**EXERCISE OBJECTIVE:** Restate each of the lines below word for word and drop every picture.

**DATASET ENTRIES:**
**********

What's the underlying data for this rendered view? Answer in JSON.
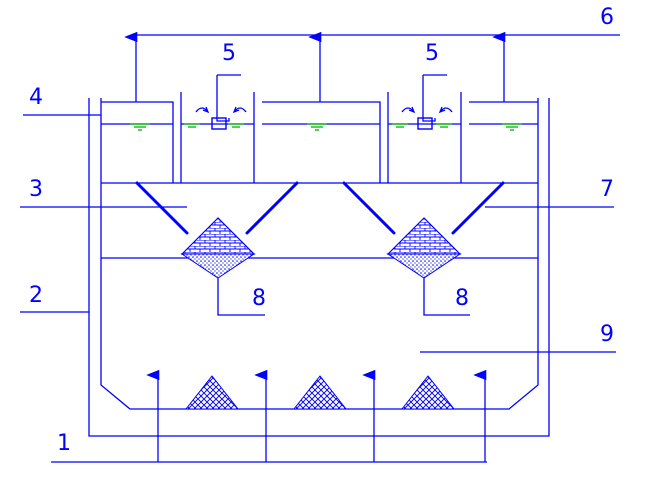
{
  "labels": {
    "n1": "1",
    "n2": "2",
    "n3": "3",
    "n4": "4",
    "n5a": "5",
    "n5b": "5",
    "n6": "6",
    "n7": "7",
    "n8a": "8",
    "n8b": "8",
    "n9": "9"
  },
  "colors": {
    "line": "#0000ff",
    "water": "#22bb22",
    "background": "#ffffff"
  },
  "icons": {
    "arrow": "up-arrow-icon",
    "water_level": "water-level-icon",
    "diffuser": "aerator-icon",
    "packing": "packing-pile-icon"
  }
}
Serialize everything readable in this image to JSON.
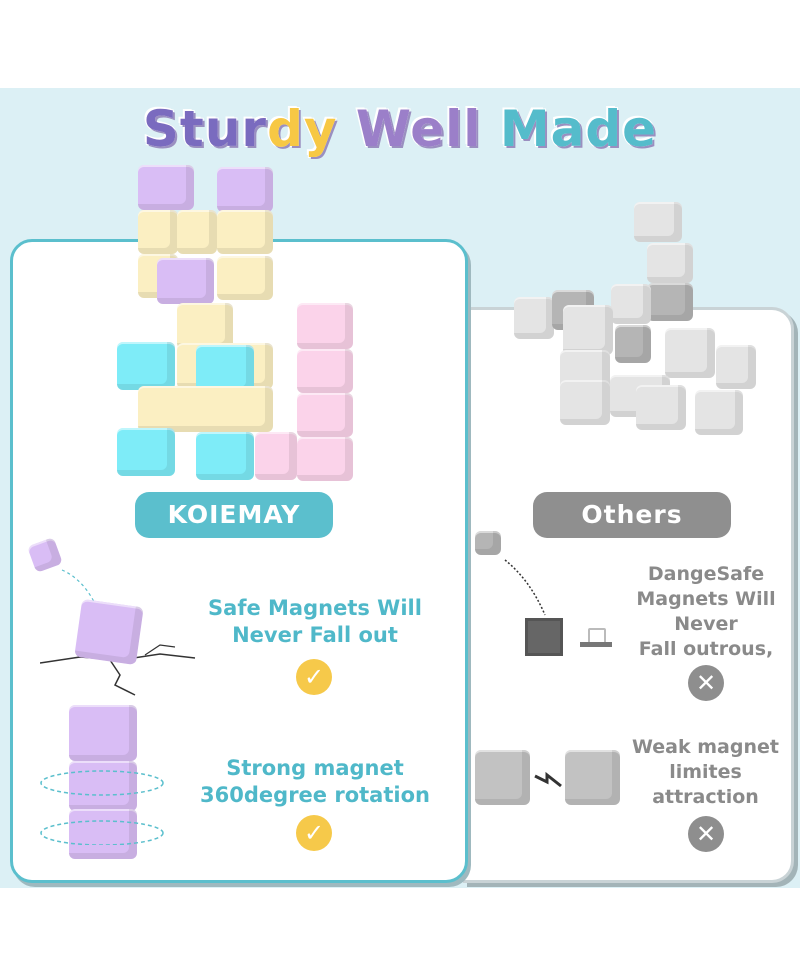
{
  "title": {
    "words": [
      "Stur",
      "dy",
      " Well",
      " Made"
    ],
    "colors": {
      "stur": "#7a6bbf",
      "dy": "#f7c844",
      "well": "#9b7fc9",
      "made": "#55bccb"
    }
  },
  "left_panel": {
    "brand_label": "KOIEMAY",
    "accent_color": "#5bbfcd",
    "features": [
      {
        "text_line1": "Safe Magnets Will",
        "text_line2": "Never Fall out",
        "icon": "check-icon"
      },
      {
        "text_line1": "Strong magnet",
        "text_line2": "360degree rotation",
        "icon": "check-icon"
      }
    ]
  },
  "right_panel": {
    "brand_label": "Others",
    "accent_color": "#8f8f8f",
    "features": [
      {
        "lines": [
          "DangeSafe",
          "Magnets Will",
          "Never",
          "Fall outrous,"
        ],
        "icon": "cross-icon"
      },
      {
        "lines": [
          "Weak magnet",
          "limites",
          "attraction"
        ],
        "icon": "cross-icon"
      }
    ]
  },
  "icons": {
    "check": "✓",
    "cross": "✕"
  }
}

**********

**COMPLETED EXERCISE:**
What's the underlying data for this rendered view? Answer in JSON.
{
  "labels": {
    "n1": "1",
    "n2": "2",
    "n3": "3",
    "n4": "4",
    "n5a": "5",
    "n5b": "5",
    "n6": "6",
    "n7": "7",
    "n8a": "8",
    "n8b": "8",
    "n9": "9"
  },
  "colors": {
    "line": "#0000ff",
    "water": "#22bb22",
    "background": "#ffffff"
  },
  "icons": {
    "arrow": "up-arrow-icon",
    "water_level": "water-level-icon",
    "diffuser": "aerator-icon",
    "packing": "packing-pile-icon"
  }
}
Serialize everything readable in this image to JSON.
{
  "title": {
    "words": [
      "Stur",
      "dy",
      " Well",
      " Made"
    ],
    "colors": {
      "stur": "#7a6bbf",
      "dy": "#f7c844",
      "well": "#9b7fc9",
      "made": "#55bccb"
    }
  },
  "left_panel": {
    "brand_label": "KOIEMAY",
    "accent_color": "#5bbfcd",
    "features": [
      {
        "text_line1": "Safe Magnets Will",
        "text_line2": "Never Fall out",
        "icon": "check-icon"
      },
      {
        "text_line1": "Strong magnet",
        "text_line2": "360degree rotation",
        "icon": "check-icon"
      }
    ]
  },
  "right_panel": {
    "brand_label": "Others",
    "accent_color": "#8f8f8f",
    "features": [
      {
        "lines": [
          "DangeSafe",
          "Magnets Will",
          "Never",
          "Fall outrous,"
        ],
        "icon": "cross-icon"
      },
      {
        "lines": [
          "Weak magnet",
          "limites",
          "attraction"
        ],
        "icon": "cross-icon"
      }
    ]
  },
  "icons": {
    "check": "✓",
    "cross": "✕"
  }
}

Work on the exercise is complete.